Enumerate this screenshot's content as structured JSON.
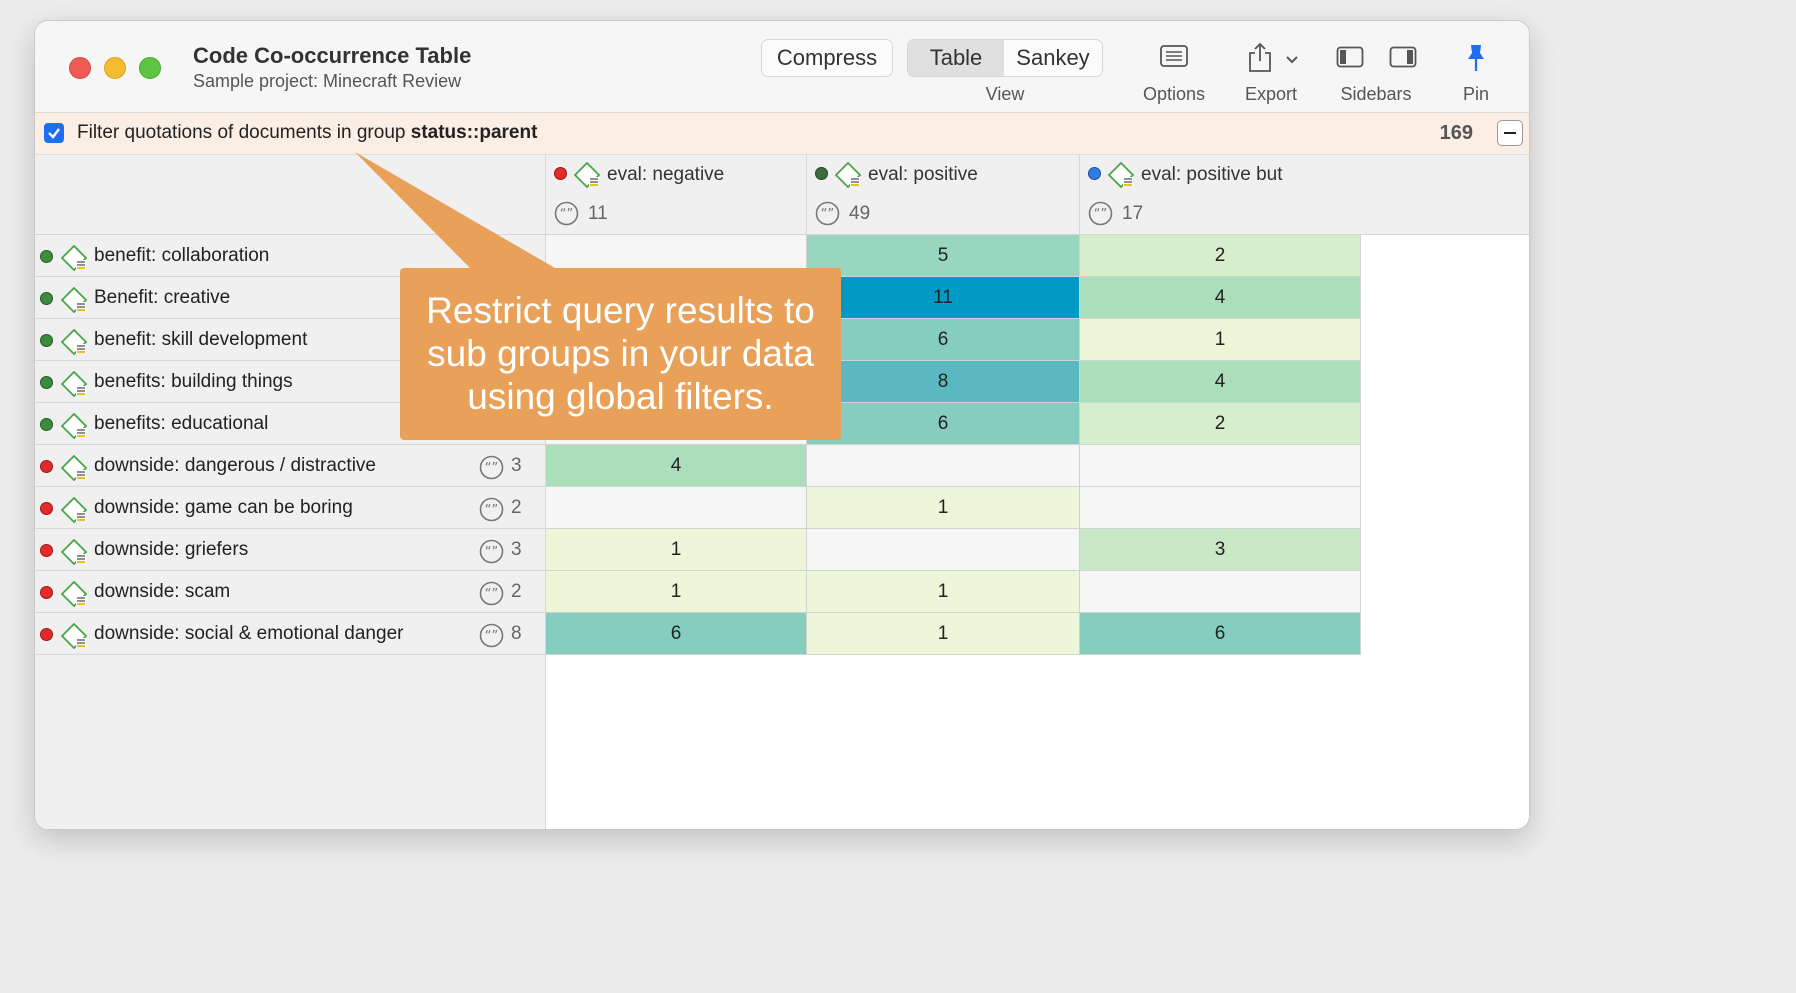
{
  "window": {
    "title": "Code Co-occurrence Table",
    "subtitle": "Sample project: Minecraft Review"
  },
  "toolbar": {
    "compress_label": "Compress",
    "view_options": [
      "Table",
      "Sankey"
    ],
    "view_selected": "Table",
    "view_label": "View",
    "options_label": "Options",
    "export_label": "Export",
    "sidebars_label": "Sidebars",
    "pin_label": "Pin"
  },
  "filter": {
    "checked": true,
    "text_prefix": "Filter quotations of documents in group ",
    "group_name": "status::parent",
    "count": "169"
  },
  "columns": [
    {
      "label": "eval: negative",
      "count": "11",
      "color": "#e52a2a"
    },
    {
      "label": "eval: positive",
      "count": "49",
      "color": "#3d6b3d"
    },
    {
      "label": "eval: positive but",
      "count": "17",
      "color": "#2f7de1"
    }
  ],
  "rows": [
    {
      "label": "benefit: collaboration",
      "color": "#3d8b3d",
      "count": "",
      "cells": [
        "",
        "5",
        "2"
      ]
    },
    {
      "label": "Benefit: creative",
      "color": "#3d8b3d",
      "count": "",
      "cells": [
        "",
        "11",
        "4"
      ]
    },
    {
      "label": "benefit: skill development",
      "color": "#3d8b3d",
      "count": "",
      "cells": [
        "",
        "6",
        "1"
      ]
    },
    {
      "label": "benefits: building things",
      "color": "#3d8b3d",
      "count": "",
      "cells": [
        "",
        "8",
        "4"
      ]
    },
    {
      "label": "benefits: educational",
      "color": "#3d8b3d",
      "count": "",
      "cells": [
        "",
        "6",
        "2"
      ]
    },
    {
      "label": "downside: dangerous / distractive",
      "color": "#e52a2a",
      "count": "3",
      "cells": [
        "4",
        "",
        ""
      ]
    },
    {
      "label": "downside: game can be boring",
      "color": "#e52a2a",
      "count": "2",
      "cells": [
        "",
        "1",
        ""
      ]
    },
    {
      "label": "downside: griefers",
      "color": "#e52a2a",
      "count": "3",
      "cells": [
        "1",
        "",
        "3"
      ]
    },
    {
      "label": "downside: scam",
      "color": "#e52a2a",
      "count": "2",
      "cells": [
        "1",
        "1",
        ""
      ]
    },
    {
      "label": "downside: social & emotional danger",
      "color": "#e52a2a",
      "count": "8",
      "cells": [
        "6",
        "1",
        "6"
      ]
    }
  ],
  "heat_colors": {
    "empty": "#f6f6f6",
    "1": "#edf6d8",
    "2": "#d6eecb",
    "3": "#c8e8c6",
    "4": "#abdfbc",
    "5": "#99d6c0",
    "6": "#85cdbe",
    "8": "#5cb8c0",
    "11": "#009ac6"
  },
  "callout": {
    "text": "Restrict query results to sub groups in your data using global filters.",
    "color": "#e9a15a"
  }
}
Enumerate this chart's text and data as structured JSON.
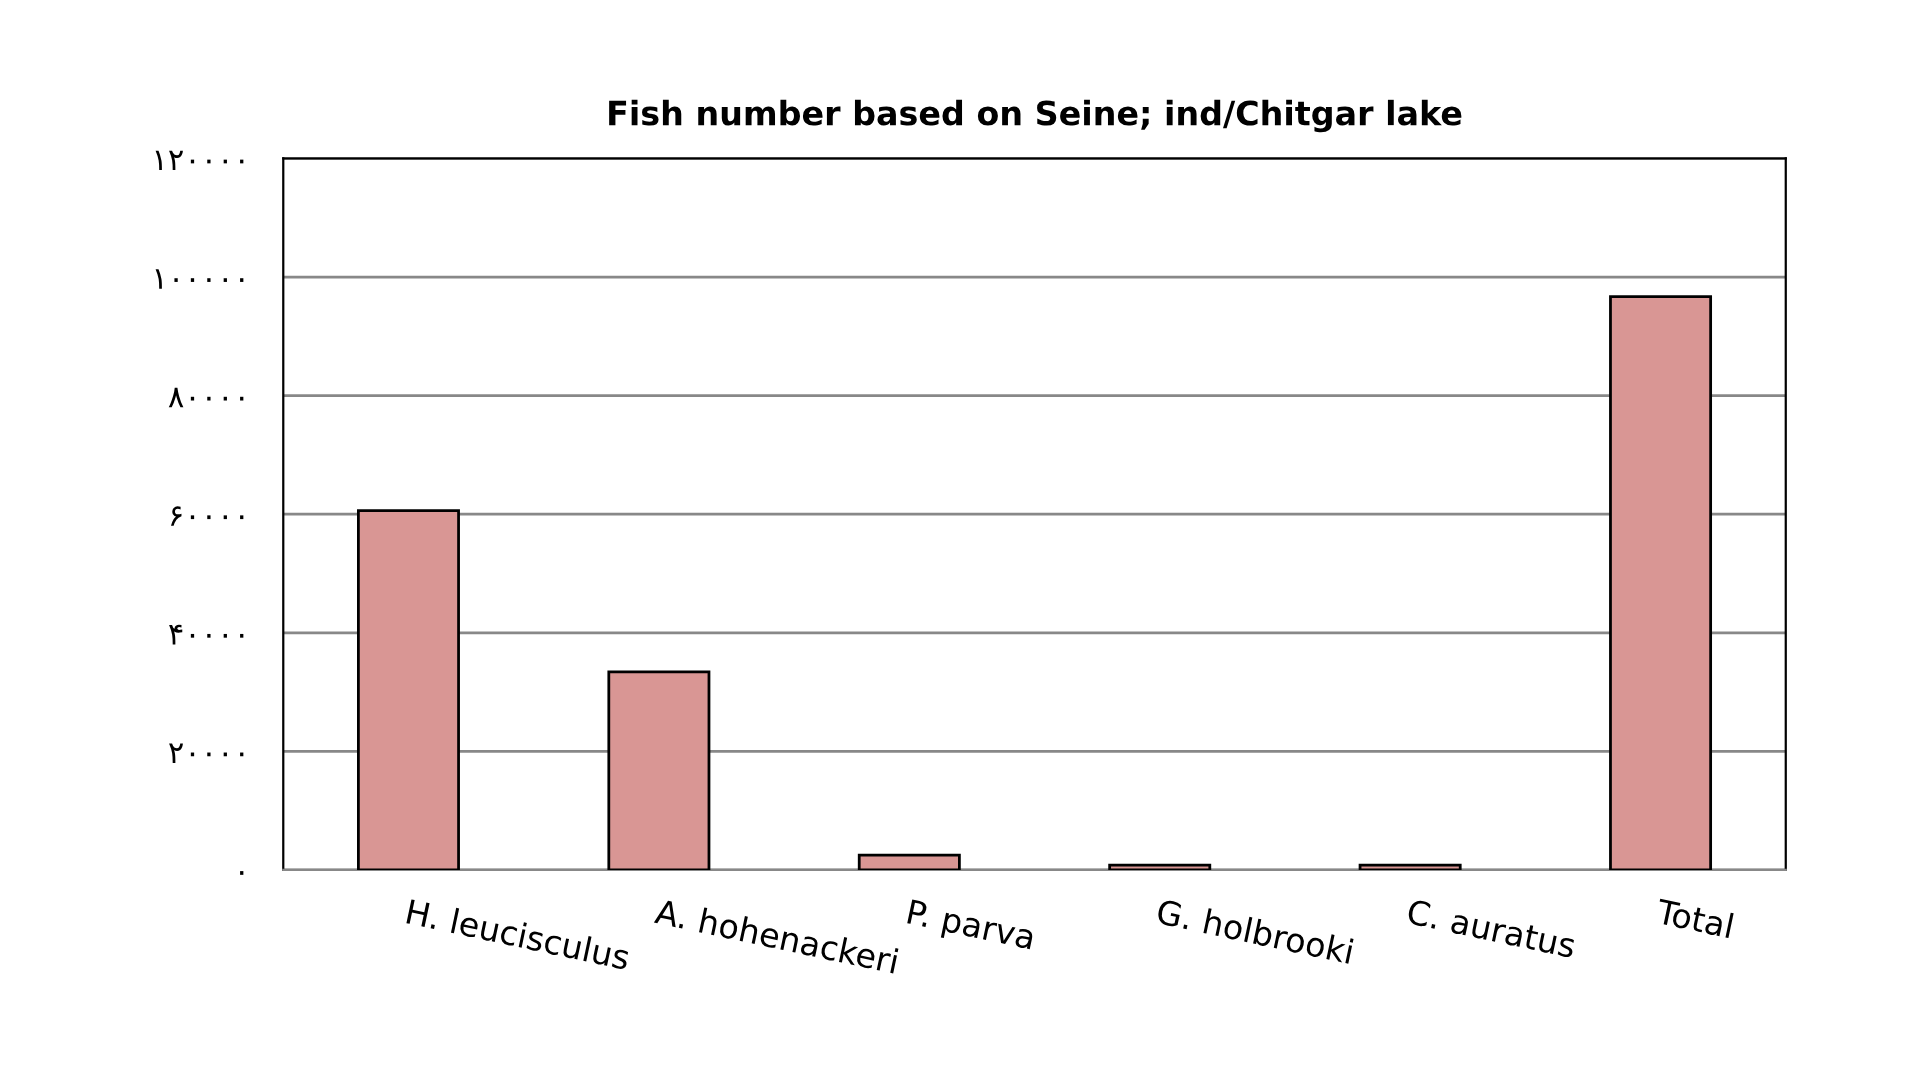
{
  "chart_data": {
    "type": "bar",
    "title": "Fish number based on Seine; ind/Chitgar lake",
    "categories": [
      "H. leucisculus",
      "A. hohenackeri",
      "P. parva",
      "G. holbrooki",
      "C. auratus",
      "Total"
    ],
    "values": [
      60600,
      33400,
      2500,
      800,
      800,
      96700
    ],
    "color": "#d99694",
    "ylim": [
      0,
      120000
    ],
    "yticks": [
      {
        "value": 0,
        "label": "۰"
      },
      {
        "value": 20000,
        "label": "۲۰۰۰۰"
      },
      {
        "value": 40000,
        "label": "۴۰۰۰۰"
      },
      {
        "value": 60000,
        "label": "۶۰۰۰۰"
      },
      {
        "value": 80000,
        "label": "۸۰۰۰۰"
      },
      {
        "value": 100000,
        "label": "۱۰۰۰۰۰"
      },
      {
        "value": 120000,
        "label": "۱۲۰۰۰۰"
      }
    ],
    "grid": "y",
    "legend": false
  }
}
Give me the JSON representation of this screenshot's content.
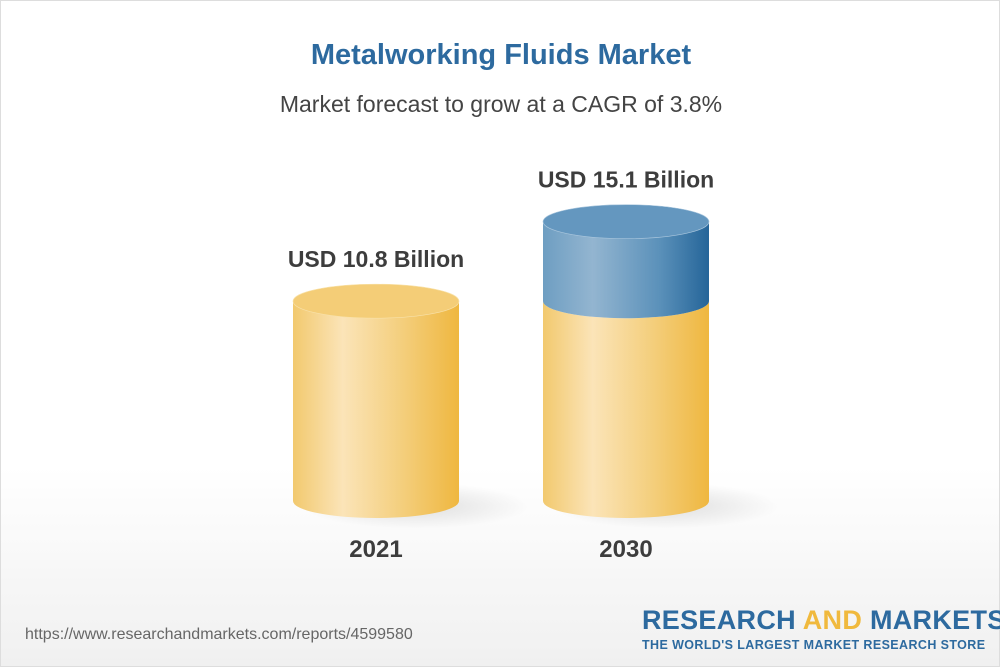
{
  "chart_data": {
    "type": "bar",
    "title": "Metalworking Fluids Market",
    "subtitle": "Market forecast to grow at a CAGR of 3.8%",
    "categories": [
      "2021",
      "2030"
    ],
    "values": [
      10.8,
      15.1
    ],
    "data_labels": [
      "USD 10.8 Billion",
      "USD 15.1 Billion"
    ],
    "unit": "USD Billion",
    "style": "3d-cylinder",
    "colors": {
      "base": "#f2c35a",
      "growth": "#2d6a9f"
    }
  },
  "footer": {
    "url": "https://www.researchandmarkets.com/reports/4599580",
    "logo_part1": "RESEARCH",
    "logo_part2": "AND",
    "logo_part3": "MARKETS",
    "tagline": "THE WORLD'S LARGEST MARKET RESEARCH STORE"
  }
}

**Work required**
Your task is to repeat exactly the lines from the one containing "Enumerate this chart's" through the end of the material, both included, and only those, without pictures.

**Written solution**
Enumerate this chart's text and data as structured JSON.
{
  "chart_data": {
    "type": "bar",
    "title": "Fish number based on Seine; ind/Chitgar lake",
    "categories": [
      "H. leucisculus",
      "A. hohenackeri",
      "P. parva",
      "G. holbrooki",
      "C. auratus",
      "Total"
    ],
    "values": [
      60600,
      33400,
      2500,
      800,
      800,
      96700
    ],
    "color": "#d99694",
    "ylim": [
      0,
      120000
    ],
    "yticks": [
      {
        "value": 0,
        "label": "۰"
      },
      {
        "value": 20000,
        "label": "۲۰۰۰۰"
      },
      {
        "value": 40000,
        "label": "۴۰۰۰۰"
      },
      {
        "value": 60000,
        "label": "۶۰۰۰۰"
      },
      {
        "value": 80000,
        "label": "۸۰۰۰۰"
      },
      {
        "value": 100000,
        "label": "۱۰۰۰۰۰"
      },
      {
        "value": 120000,
        "label": "۱۲۰۰۰۰"
      }
    ],
    "grid": "y",
    "legend": false
  }
}
Give me the JSON representation of this screenshot's content.
{
  "chart_data": {
    "type": "bar",
    "title": "Metalworking Fluids Market",
    "subtitle": "Market forecast to grow at a CAGR of 3.8%",
    "categories": [
      "2021",
      "2030"
    ],
    "values": [
      10.8,
      15.1
    ],
    "data_labels": [
      "USD 10.8 Billion",
      "USD 15.1 Billion"
    ],
    "unit": "USD Billion",
    "style": "3d-cylinder",
    "colors": {
      "base": "#f2c35a",
      "growth": "#2d6a9f"
    }
  },
  "footer": {
    "url": "https://www.researchandmarkets.com/reports/4599580",
    "logo_part1": "RESEARCH",
    "logo_part2": "AND",
    "logo_part3": "MARKETS",
    "tagline": "THE WORLD'S LARGEST MARKET RESEARCH STORE"
  }
}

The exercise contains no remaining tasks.